RECORDED INFORMATION »
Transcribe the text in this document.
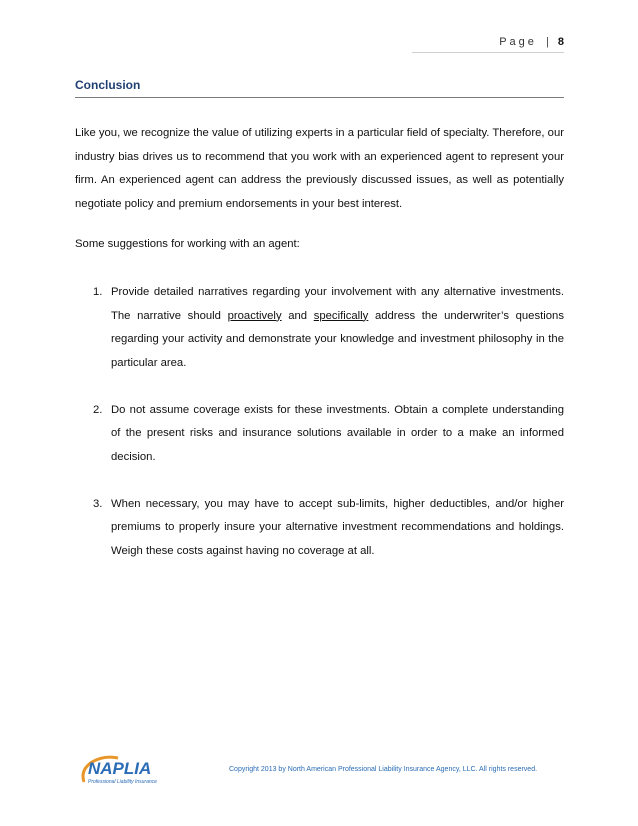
Page | 8
Conclusion

Like you, we recognize the value of utilizing experts in a particular field of specialty. Therefore, our industry bias drives us to recommend that you work with an experienced agent to represent your firm. An experienced agent can address the previously discussed issues, as well as potentially negotiate policy and premium endorsements in your best interest.

Some suggestions for working with an agent:

1. Provide detailed narratives regarding your involvement with any alternative investments. The narrative should proactively and specifically address the underwriter’s questions regarding your activity and demonstrate your knowledge and investment philosophy in the particular area.
2. Do not assume coverage exists for these investments. Obtain a complete understanding of the present risks and insurance solutions available in order to a make an informed decision.
3. When necessary, you may have to accept sub-limits, higher deductibles, and/or higher premiums to properly insure your alternative investment recommendations and holdings. Weigh these costs against having no coverage at all.
NAPLIA
Professional Liability Insurance
Copyright 2013 by North American Professional Liability Insurance Agency, LLC. All rights reserved.
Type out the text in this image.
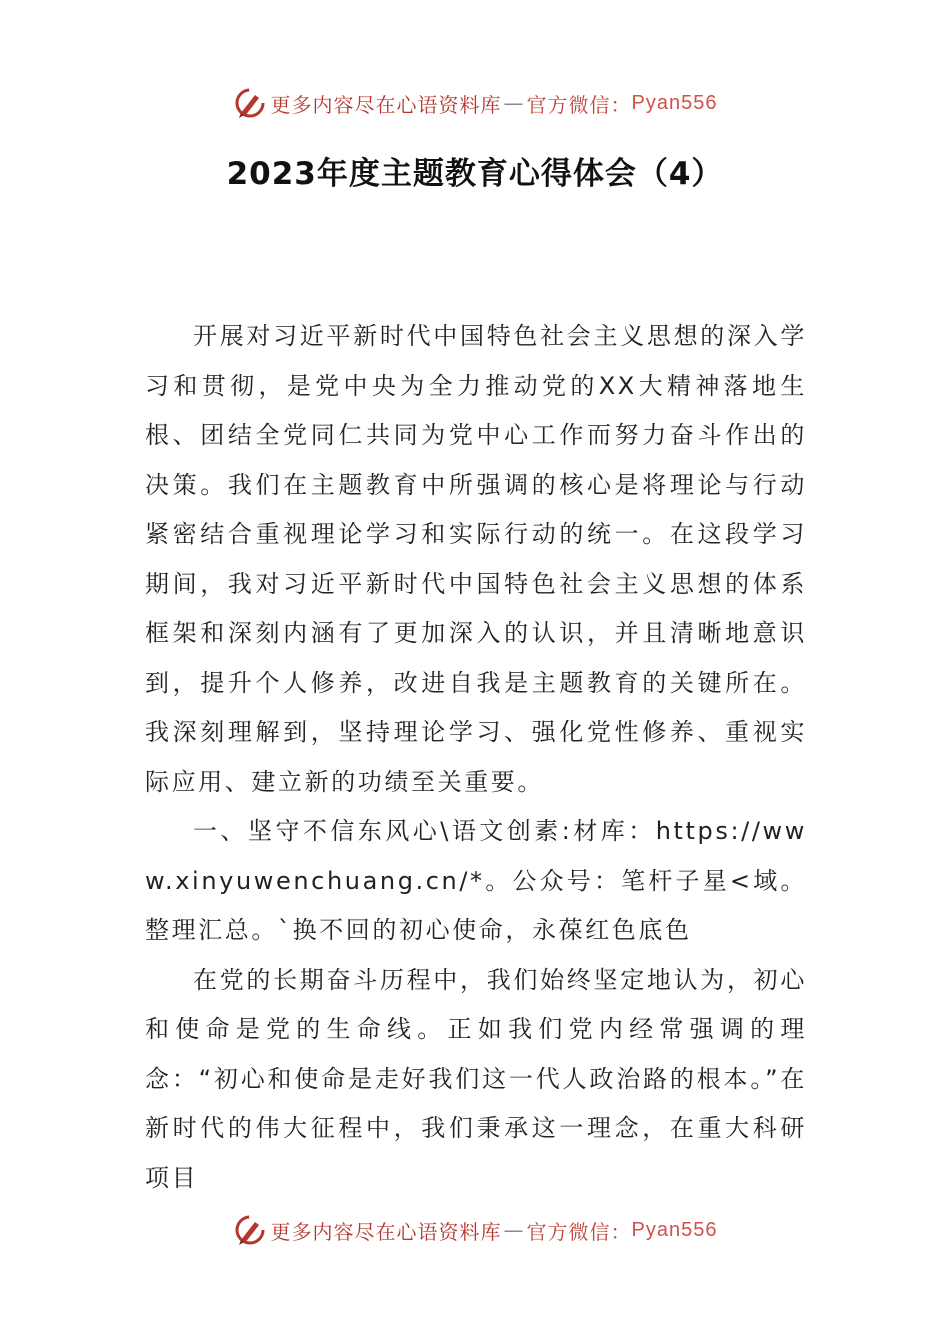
更多内容尽在心语资料库 — 官方微信： Pyan556
2023年度主题教育心得体会（4）

开展对习近平新时代中国特色社会主义思想的深入学习和贯彻，是党中央为全力推动党的XX大精神落地生根、团结全党同仁共同为党中心工作而努力奋斗作出的决策。我们在主题教育中所强调的核心是将理论与行动紧密结合重视理论学习和实际行动的统一。在这段学习期间，我对习近平新时代中国特色社会主义思想的体系框架和深刻内涵有了更加深入的认识，并且清晰地意识到，提升个人修养，改进自我是主题教育的关键所在。我深刻理解到，坚持理论学习、强化党性修养、重视实际应用、建立新的功绩至关重要。

一、坚守不信东风心\语文创素:材库：https://www.xinyuwenchuang.cn/*。公众号：笔杆子星<域。整理汇总。`换不回的初心使命，永葆红色底色

在党的长期奋斗历程中，我们始终坚定地认为，初心和使命是党的生命线。正如我们党内经常强调的理念：“初心和使命是走好我们这一代人政治路的根本。”在新时代的伟大征程中，我们秉承这一理念，在重大科研项目

更多内容尽在心语资料库 — 官方微信： Pyan556
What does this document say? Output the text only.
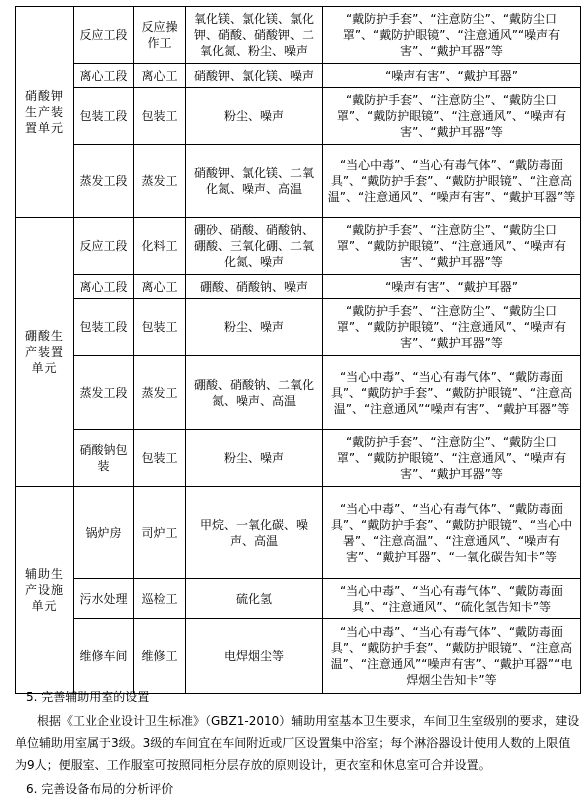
硝酸钾生产装置单元	反应工段	反应操作工	氧化镁、氯化镁、氯化钾、硝酸、硝酸钾、二氧化氮、粉尘、噪声	“戴防护手套”、“注意防尘”、“戴防尘口罩”、“戴防护眼镜”、“注意通风”“噪声有害”、“戴护耳器”等
	离心工段	离心工	硝酸钾、氯化镁、噪声	“噪声有害”、“戴护耳器”
	包装工段	包装工	粉尘、噪声	“戴防护手套”、“注意防尘”、“戴防尘口罩”、“戴防护眼镜”、“注意通风”、“噪声有害”、“戴护耳器”等
	蒸发工段	蒸发工	硝酸钾、氯化镁、二氧化氮、噪声、高温	“当心中毒”、“当心有毒气体”、“戴防毒面具”、“戴防护手套”、“戴防护眼镜”、“注意高温”、“注意通风”、“噪声有害”、“戴护耳器”等
硼酸生产装置单元	反应工段	化料工	硼砂、硝酸、硝酸钠、硼酸、三氧化硼、二氧化氮、噪声	“戴防护手套”、“注意防尘”、“戴防尘口罩”、“戴防护眼镜”、“注意通风”、“噪声有害”、“戴护耳器”等
	离心工段	离心工	硼酸、硝酸钠、噪声	“噪声有害”、“戴护耳器”
	包装工段	包装工	粉尘、噪声	“戴防护手套”、“注意防尘”、“戴防尘口罩”、“戴防护眼镜”、“注意通风”、“噪声有害”、“戴护耳器”等
	蒸发工段	蒸发工	硼酸、硝酸钠、二氧化氮、噪声、高温	“当心中毒”、“当心有毒气体”、“戴防毒面具”、“戴防护手套”、“戴防护眼镜”、“注意高温”、“注意通风”“噪声有害”、“戴护耳器”等
	硝酸钠包装	包装工	粉尘、噪声	“戴防护手套”、“注意防尘”、“戴防尘口罩”、“戴防护眼镜”、“注意通风”、“噪声有害”、“戴护耳器”等
辅助生产设施单元	锅炉房	司炉工	甲烷、一氧化碳、噪声、高温	“当心中毒”、“当心有毒气体”、“戴防毒面具”、“戴防护手套”、“戴防护眼镜”、“当心中暑”、“注意高温”、“注意通风”、“噪声有害”、“戴护耳器”、“一氧化碳告知卡”等
	污水处理	巡检工	硫化氢	“当心中毒”、“当心有毒气体”、“戴防毒面具”、“注意通风”、“硫化氢告知卡”等
	维修车间	维修工	电焊烟尘等	“当心中毒”、“当心有毒气体”、“戴防毒面具”、“戴防护手套”、“戴防护眼镜”、“注意高温”、“注意通风”“噪声有害”、“戴护耳器”“电焊烟尘告知卡”等

5. 完善辅助用室的设置

根据《工业企业设计卫生标准》（GBZ1-2010）辅助用室基本卫生要求，车间卫生室级别的要求，建设单位辅助用室属于3级。3级的车间宜在车间附近或厂区设置集中浴室；每个淋浴器设计使用人数的上限值为9人；便服室、工作服室可按照同柜分层存放的原则设计，更衣室和休息室可合并设置。

6. 完善设备布局的分析评价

WHAT NEEDS TO BE DONE » Extract, word for word, every line from the one containing "What does this" to the end of the data above, both ends included, and leave out the pictures.

EXPECTED OUTPUT »
What does this document say? Output the text only.
硝酸钾生产装置单元	反应工段	反应操作工	氧化镁、氯化镁、氯化钾、硝酸、硝酸钾、二氧化氮、粉尘、噪声	“戴防护手套”、“注意防尘”、“戴防尘口罩”、“戴防护眼镜”、“注意通风”“噪声有害”、“戴护耳器”等
	离心工段	离心工	硝酸钾、氯化镁、噪声	“噪声有害”、“戴护耳器”
	包装工段	包装工	粉尘、噪声	“戴防护手套”、“注意防尘”、“戴防尘口罩”、“戴防护眼镜”、“注意通风”、“噪声有害”、“戴护耳器”等
	蒸发工段	蒸发工	硝酸钾、氯化镁、二氧化氮、噪声、高温	“当心中毒”、“当心有毒气体”、“戴防毒面具”、“戴防护手套”、“戴防护眼镜”、“注意高温”、“注意通风”、“噪声有害”、“戴护耳器”等
硼酸生产装置单元	反应工段	化料工	硼砂、硝酸、硝酸钠、硼酸、三氧化硼、二氧化氮、噪声	“戴防护手套”、“注意防尘”、“戴防尘口罩”、“戴防护眼镜”、“注意通风”、“噪声有害”、“戴护耳器”等
	离心工段	离心工	硼酸、硝酸钠、噪声	“噪声有害”、“戴护耳器”
	包装工段	包装工	粉尘、噪声	“戴防护手套”、“注意防尘”、“戴防尘口罩”、“戴防护眼镜”、“注意通风”、“噪声有害”、“戴护耳器”等
	蒸发工段	蒸发工	硼酸、硝酸钠、二氧化氮、噪声、高温	“当心中毒”、“当心有毒气体”、“戴防毒面具”、“戴防护手套”、“戴防护眼镜”、“注意高温”、“注意通风”“噪声有害”、“戴护耳器”等
	硝酸钠包装	包装工	粉尘、噪声	“戴防护手套”、“注意防尘”、“戴防尘口罩”、“戴防护眼镜”、“注意通风”、“噪声有害”、“戴护耳器”等
辅助生产设施单元	锅炉房	司炉工	甲烷、一氧化碳、噪声、高温	“当心中毒”、“当心有毒气体”、“戴防毒面具”、“戴防护手套”、“戴防护眼镜”、“当心中暑”、“注意高温”、“注意通风”、“噪声有害”、“戴护耳器”、“一氧化碳告知卡”等
	污水处理	巡检工	硫化氢	“当心中毒”、“当心有毒气体”、“戴防毒面具”、“注意通风”、“硫化氢告知卡”等
	维修车间	维修工	电焊烟尘等	“当心中毒”、“当心有毒气体”、“戴防毒面具”、“戴防护手套”、“戴防护眼镜”、“注意高温”、“注意通风”“噪声有害”、“戴护耳器”“电焊烟尘告知卡”等

5. 完善辅助用室的设置

根据《工业企业设计卫生标准》（GBZ1-2010）辅助用室基本卫生要求，车间卫生室级别的要求，建设单位辅助用室属于3级。3级的车间宜在车间附近或厂区设置集中浴室；每个淋浴器设计使用人数的上限值为9人；便服室、工作服室可按照同柜分层存放的原则设计，更衣室和休息室可合并设置。

6. 完善设备布局的分析评价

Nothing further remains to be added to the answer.